Figure collection entries:
--------------------------------

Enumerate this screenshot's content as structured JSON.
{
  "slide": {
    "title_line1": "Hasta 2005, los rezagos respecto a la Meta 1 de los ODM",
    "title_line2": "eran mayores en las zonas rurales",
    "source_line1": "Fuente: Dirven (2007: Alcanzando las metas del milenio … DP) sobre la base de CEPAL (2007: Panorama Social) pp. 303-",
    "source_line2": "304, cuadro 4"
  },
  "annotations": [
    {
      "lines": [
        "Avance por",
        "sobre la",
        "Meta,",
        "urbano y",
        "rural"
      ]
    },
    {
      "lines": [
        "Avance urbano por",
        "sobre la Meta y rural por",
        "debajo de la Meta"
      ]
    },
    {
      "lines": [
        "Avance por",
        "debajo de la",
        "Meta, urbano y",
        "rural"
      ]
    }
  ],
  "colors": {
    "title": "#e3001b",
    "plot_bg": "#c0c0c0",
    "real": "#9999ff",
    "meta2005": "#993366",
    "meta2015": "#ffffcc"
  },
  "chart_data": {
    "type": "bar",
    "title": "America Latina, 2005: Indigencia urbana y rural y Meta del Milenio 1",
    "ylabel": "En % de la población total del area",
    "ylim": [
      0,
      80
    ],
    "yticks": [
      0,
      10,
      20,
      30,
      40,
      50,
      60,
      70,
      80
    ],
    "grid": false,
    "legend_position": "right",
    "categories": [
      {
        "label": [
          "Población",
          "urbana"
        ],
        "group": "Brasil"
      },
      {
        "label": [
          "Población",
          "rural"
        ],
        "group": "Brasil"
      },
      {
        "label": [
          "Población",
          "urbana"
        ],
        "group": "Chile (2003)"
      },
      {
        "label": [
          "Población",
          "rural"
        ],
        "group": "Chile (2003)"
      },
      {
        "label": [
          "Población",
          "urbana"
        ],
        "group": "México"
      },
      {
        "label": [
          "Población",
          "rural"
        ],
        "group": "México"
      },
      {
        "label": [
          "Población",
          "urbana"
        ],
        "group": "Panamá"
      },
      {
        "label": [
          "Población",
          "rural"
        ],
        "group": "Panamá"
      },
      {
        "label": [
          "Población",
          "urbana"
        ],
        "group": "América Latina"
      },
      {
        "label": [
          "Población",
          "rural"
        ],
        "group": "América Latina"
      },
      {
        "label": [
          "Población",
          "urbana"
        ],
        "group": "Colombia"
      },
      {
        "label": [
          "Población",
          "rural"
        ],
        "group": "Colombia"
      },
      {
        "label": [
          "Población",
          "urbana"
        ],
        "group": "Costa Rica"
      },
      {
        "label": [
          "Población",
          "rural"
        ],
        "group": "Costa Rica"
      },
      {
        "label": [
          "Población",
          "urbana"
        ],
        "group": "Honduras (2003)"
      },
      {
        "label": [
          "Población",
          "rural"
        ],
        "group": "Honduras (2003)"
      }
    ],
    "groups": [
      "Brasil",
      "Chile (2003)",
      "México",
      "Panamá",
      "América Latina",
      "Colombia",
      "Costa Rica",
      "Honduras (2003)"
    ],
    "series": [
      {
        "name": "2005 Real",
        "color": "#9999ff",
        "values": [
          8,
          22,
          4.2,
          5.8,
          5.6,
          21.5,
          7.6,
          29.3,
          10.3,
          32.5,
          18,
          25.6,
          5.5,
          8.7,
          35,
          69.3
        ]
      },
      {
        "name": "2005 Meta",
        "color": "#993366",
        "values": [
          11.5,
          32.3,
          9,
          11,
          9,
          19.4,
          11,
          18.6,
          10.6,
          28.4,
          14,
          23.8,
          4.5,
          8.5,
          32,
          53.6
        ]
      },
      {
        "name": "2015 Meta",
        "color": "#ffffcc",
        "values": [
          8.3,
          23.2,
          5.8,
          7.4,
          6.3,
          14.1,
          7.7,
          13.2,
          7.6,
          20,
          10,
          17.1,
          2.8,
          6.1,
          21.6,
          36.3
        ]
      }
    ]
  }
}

--------------------------------

→ **DIRECTIVE**: Quote all the records exactly, please, leaving none out.

→ **COMPLETE ANSWER**:
Enumerate this screenshot's content as structured JSON.
{
  "slide": {
    "title_line1": "Hasta 2005, los rezagos respecto a la Meta 1 de los ODM",
    "title_line2": "eran mayores en las zonas rurales",
    "source_line1": "Fuente: Dirven (2007: Alcanzando las metas del milenio … DP) sobre la base de CEPAL (2007: Panorama Social) pp. 303-",
    "source_line2": "304, cuadro 4"
  },
  "annotations": [
    {
      "lines": [
        "Avance por",
        "sobre la",
        "Meta,",
        "urbano y",
        "rural"
      ]
    },
    {
      "lines": [
        "Avance urbano por",
        "sobre la Meta y rural por",
        "debajo de la Meta"
      ]
    },
    {
      "lines": [
        "Avance por",
        "debajo de la",
        "Meta, urbano y",
        "rural"
      ]
    }
  ],
  "colors": {
    "title": "#e3001b",
    "plot_bg": "#c0c0c0",
    "real": "#9999ff",
    "meta2005": "#993366",
    "meta2015": "#ffffcc"
  },
  "chart_data": {
    "type": "bar",
    "title": "America Latina, 2005: Indigencia urbana y rural y Meta del Milenio 1",
    "ylabel": "En % de la población total del area",
    "ylim": [
      0,
      80
    ],
    "yticks": [
      0,
      10,
      20,
      30,
      40,
      50,
      60,
      70,
      80
    ],
    "grid": false,
    "legend_position": "right",
    "categories": [
      {
        "label": [
          "Población",
          "urbana"
        ],
        "group": "Brasil"
      },
      {
        "label": [
          "Población",
          "rural"
        ],
        "group": "Brasil"
      },
      {
        "label": [
          "Población",
          "urbana"
        ],
        "group": "Chile (2003)"
      },
      {
        "label": [
          "Población",
          "rural"
        ],
        "group": "Chile (2003)"
      },
      {
        "label": [
          "Población",
          "urbana"
        ],
        "group": "México"
      },
      {
        "label": [
          "Población",
          "rural"
        ],
        "group": "México"
      },
      {
        "label": [
          "Población",
          "urbana"
        ],
        "group": "Panamá"
      },
      {
        "label": [
          "Población",
          "rural"
        ],
        "group": "Panamá"
      },
      {
        "label": [
          "Población",
          "urbana"
        ],
        "group": "América Latina"
      },
      {
        "label": [
          "Población",
          "rural"
        ],
        "group": "América Latina"
      },
      {
        "label": [
          "Población",
          "urbana"
        ],
        "group": "Colombia"
      },
      {
        "label": [
          "Población",
          "rural"
        ],
        "group": "Colombia"
      },
      {
        "label": [
          "Población",
          "urbana"
        ],
        "group": "Costa Rica"
      },
      {
        "label": [
          "Población",
          "rural"
        ],
        "group": "Costa Rica"
      },
      {
        "label": [
          "Población",
          "urbana"
        ],
        "group": "Honduras (2003)"
      },
      {
        "label": [
          "Población",
          "rural"
        ],
        "group": "Honduras (2003)"
      }
    ],
    "groups": [
      "Brasil",
      "Chile (2003)",
      "México",
      "Panamá",
      "América Latina",
      "Colombia",
      "Costa Rica",
      "Honduras (2003)"
    ],
    "series": [
      {
        "name": "2005 Real",
        "color": "#9999ff",
        "values": [
          8,
          22,
          4.2,
          5.8,
          5.6,
          21.5,
          7.6,
          29.3,
          10.3,
          32.5,
          18,
          25.6,
          5.5,
          8.7,
          35,
          69.3
        ]
      },
      {
        "name": "2005 Meta",
        "color": "#993366",
        "values": [
          11.5,
          32.3,
          9,
          11,
          9,
          19.4,
          11,
          18.6,
          10.6,
          28.4,
          14,
          23.8,
          4.5,
          8.5,
          32,
          53.6
        ]
      },
      {
        "name": "2015 Meta",
        "color": "#ffffcc",
        "values": [
          8.3,
          23.2,
          5.8,
          7.4,
          6.3,
          14.1,
          7.7,
          13.2,
          7.6,
          20,
          10,
          17.1,
          2.8,
          6.1,
          21.6,
          36.3
        ]
      }
    ]
  }
}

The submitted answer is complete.